What follows is a block of records; reproduce all of it verbatim.

★ ★ ★ ★

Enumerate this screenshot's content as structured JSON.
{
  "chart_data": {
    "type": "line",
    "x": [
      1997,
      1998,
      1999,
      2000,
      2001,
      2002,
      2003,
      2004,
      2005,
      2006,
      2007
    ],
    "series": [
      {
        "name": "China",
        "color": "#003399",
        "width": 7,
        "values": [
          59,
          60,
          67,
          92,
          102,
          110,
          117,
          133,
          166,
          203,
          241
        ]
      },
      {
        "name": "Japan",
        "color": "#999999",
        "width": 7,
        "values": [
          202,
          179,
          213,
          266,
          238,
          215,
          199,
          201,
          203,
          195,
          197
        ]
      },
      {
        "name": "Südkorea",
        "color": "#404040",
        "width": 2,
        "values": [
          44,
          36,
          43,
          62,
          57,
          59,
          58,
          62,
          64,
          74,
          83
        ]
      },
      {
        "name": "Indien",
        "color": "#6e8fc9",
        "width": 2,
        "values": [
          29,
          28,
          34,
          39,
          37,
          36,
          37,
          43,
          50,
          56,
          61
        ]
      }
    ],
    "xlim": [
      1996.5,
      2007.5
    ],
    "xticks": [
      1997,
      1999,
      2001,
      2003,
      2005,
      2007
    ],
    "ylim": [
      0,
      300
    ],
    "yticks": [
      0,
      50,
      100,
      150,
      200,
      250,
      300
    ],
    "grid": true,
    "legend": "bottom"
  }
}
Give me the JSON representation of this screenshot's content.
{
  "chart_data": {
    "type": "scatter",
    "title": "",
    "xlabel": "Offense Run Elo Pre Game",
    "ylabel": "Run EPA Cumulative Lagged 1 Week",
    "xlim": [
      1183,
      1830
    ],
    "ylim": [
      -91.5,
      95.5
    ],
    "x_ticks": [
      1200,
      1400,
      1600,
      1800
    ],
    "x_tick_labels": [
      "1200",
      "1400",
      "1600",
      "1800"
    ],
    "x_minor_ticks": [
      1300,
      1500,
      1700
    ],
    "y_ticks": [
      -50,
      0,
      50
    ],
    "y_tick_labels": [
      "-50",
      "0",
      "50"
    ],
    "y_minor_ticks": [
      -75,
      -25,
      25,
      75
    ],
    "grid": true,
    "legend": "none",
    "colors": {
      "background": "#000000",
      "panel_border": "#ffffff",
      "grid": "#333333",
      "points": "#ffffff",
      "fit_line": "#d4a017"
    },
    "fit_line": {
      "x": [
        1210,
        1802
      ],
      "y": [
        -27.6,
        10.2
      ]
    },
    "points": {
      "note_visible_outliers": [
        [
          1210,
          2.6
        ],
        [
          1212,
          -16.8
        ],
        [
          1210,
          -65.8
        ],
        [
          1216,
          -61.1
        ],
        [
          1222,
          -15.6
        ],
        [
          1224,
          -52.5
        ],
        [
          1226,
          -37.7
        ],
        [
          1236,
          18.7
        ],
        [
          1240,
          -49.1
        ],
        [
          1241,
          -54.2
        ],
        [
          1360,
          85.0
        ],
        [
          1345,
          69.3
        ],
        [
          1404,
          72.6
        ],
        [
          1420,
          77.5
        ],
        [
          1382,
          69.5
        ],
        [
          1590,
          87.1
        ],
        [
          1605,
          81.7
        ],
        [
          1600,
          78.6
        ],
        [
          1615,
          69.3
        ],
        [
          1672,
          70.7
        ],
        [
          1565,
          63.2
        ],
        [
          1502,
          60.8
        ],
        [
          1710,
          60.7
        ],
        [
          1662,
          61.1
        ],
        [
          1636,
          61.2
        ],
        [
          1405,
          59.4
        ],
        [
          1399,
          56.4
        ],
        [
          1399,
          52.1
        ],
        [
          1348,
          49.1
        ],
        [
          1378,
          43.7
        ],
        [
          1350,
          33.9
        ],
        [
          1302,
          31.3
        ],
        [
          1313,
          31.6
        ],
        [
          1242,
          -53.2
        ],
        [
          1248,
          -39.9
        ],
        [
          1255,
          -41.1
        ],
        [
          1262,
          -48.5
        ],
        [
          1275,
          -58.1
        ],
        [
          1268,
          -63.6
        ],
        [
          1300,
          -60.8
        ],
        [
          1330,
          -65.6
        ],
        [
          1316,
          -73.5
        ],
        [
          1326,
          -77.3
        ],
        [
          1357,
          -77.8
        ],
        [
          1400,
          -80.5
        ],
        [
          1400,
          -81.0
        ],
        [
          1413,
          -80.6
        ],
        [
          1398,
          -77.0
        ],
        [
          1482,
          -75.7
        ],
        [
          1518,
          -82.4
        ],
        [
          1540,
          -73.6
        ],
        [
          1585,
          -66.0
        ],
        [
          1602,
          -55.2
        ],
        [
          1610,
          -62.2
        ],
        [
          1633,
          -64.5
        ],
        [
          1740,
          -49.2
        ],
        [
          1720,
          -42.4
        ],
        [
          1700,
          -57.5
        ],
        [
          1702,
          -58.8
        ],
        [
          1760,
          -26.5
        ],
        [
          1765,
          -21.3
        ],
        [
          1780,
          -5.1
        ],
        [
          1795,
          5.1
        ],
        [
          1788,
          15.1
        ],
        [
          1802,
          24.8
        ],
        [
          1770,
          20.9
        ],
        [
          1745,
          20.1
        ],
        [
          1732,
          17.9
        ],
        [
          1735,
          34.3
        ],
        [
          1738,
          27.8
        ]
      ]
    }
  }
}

★ ★ ★ ★

Result for this task ::
Enumerate this screenshot's content as structured JSON.
{
  "chart_data": {
    "type": "line",
    "x": [
      1997,
      1998,
      1999,
      2000,
      2001,
      2002,
      2003,
      2004,
      2005,
      2006,
      2007
    ],
    "series": [
      {
        "name": "China",
        "color": "#003399",
        "width": 7,
        "values": [
          59,
          60,
          67,
          92,
          102,
          110,
          117,
          133,
          166,
          203,
          241
        ]
      },
      {
        "name": "Japan",
        "color": "#999999",
        "width": 7,
        "values": [
          202,
          179,
          213,
          266,
          238,
          215,
          199,
          201,
          203,
          195,
          197
        ]
      },
      {
        "name": "Südkorea",
        "color": "#404040",
        "width": 2,
        "values": [
          44,
          36,
          43,
          62,
          57,
          59,
          58,
          62,
          64,
          74,
          83
        ]
      },
      {
        "name": "Indien",
        "color": "#6e8fc9",
        "width": 2,
        "values": [
          29,
          28,
          34,
          39,
          37,
          36,
          37,
          43,
          50,
          56,
          61
        ]
      }
    ],
    "xlim": [
      1996.5,
      2007.5
    ],
    "xticks": [
      1997,
      1999,
      2001,
      2003,
      2005,
      2007
    ],
    "ylim": [
      0,
      300
    ],
    "yticks": [
      0,
      50,
      100,
      150,
      200,
      250,
      300
    ],
    "grid": true,
    "legend": "bottom"
  }
}
Give me the JSON representation of this screenshot's content.
{
  "chart_data": {
    "type": "scatter",
    "title": "",
    "xlabel": "Offense Run Elo Pre Game",
    "ylabel": "Run EPA Cumulative Lagged 1 Week",
    "xlim": [
      1183,
      1830
    ],
    "ylim": [
      -91.5,
      95.5
    ],
    "x_ticks": [
      1200,
      1400,
      1600,
      1800
    ],
    "x_tick_labels": [
      "1200",
      "1400",
      "1600",
      "1800"
    ],
    "x_minor_ticks": [
      1300,
      1500,
      1700
    ],
    "y_ticks": [
      -50,
      0,
      50
    ],
    "y_tick_labels": [
      "-50",
      "0",
      "50"
    ],
    "y_minor_ticks": [
      -75,
      -25,
      25,
      75
    ],
    "grid": true,
    "legend": "none",
    "colors": {
      "background": "#000000",
      "panel_border": "#ffffff",
      "grid": "#333333",
      "points": "#ffffff",
      "fit_line": "#d4a017"
    },
    "fit_line": {
      "x": [
        1210,
        1802
      ],
      "y": [
        -27.6,
        10.2
      ]
    },
    "points": {
      "note_visible_outliers": [
        [
          1210,
          2.6
        ],
        [
          1212,
          -16.8
        ],
        [
          1210,
          -65.8
        ],
        [
          1216,
          -61.1
        ],
        [
          1222,
          -15.6
        ],
        [
          1224,
          -52.5
        ],
        [
          1226,
          -37.7
        ],
        [
          1236,
          18.7
        ],
        [
          1240,
          -49.1
        ],
        [
          1241,
          -54.2
        ],
        [
          1360,
          85.0
        ],
        [
          1345,
          69.3
        ],
        [
          1404,
          72.6
        ],
        [
          1420,
          77.5
        ],
        [
          1382,
          69.5
        ],
        [
          1590,
          87.1
        ],
        [
          1605,
          81.7
        ],
        [
          1600,
          78.6
        ],
        [
          1615,
          69.3
        ],
        [
          1672,
          70.7
        ],
        [
          1565,
          63.2
        ],
        [
          1502,
          60.8
        ],
        [
          1710,
          60.7
        ],
        [
          1662,
          61.1
        ],
        [
          1636,
          61.2
        ],
        [
          1405,
          59.4
        ],
        [
          1399,
          56.4
        ],
        [
          1399,
          52.1
        ],
        [
          1348,
          49.1
        ],
        [
          1378,
          43.7
        ],
        [
          1350,
          33.9
        ],
        [
          1302,
          31.3
        ],
        [
          1313,
          31.6
        ],
        [
          1242,
          -53.2
        ],
        [
          1248,
          -39.9
        ],
        [
          1255,
          -41.1
        ],
        [
          1262,
          -48.5
        ],
        [
          1275,
          -58.1
        ],
        [
          1268,
          -63.6
        ],
        [
          1300,
          -60.8
        ],
        [
          1330,
          -65.6
        ],
        [
          1316,
          -73.5
        ],
        [
          1326,
          -77.3
        ],
        [
          1357,
          -77.8
        ],
        [
          1400,
          -80.5
        ],
        [
          1400,
          -81.0
        ],
        [
          1413,
          -80.6
        ],
        [
          1398,
          -77.0
        ],
        [
          1482,
          -75.7
        ],
        [
          1518,
          -82.4
        ],
        [
          1540,
          -73.6
        ],
        [
          1585,
          -66.0
        ],
        [
          1602,
          -55.2
        ],
        [
          1610,
          -62.2
        ],
        [
          1633,
          -64.5
        ],
        [
          1740,
          -49.2
        ],
        [
          1720,
          -42.4
        ],
        [
          1700,
          -57.5
        ],
        [
          1702,
          -58.8
        ],
        [
          1760,
          -26.5
        ],
        [
          1765,
          -21.3
        ],
        [
          1780,
          -5.1
        ],
        [
          1795,
          5.1
        ],
        [
          1788,
          15.1
        ],
        [
          1802,
          24.8
        ],
        [
          1770,
          20.9
        ],
        [
          1745,
          20.1
        ],
        [
          1732,
          17.9
        ],
        [
          1735,
          34.3
        ],
        [
          1738,
          27.8
        ]
      ]
    }
  }
}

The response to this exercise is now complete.